Task ->
Please copy every line of the records below that holds the word "food".

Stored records
——
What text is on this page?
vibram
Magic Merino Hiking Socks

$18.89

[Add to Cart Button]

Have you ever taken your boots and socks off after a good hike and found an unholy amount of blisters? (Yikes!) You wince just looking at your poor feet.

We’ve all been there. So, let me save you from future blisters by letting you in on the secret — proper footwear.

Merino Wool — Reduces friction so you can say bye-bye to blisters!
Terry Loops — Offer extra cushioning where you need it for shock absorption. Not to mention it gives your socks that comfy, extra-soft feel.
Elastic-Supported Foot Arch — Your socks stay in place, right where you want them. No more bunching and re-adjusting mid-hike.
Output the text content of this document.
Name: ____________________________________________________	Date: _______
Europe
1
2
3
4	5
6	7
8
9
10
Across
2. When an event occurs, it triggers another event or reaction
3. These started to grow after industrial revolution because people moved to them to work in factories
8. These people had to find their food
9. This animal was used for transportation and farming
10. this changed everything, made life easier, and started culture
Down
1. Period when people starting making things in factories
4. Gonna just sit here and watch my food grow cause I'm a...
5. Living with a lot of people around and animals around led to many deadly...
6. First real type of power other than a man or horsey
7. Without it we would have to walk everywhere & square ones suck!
——
Response ->
8. These people had to find their food
4. Gonna just sit here and watch my food grow cause I'm a...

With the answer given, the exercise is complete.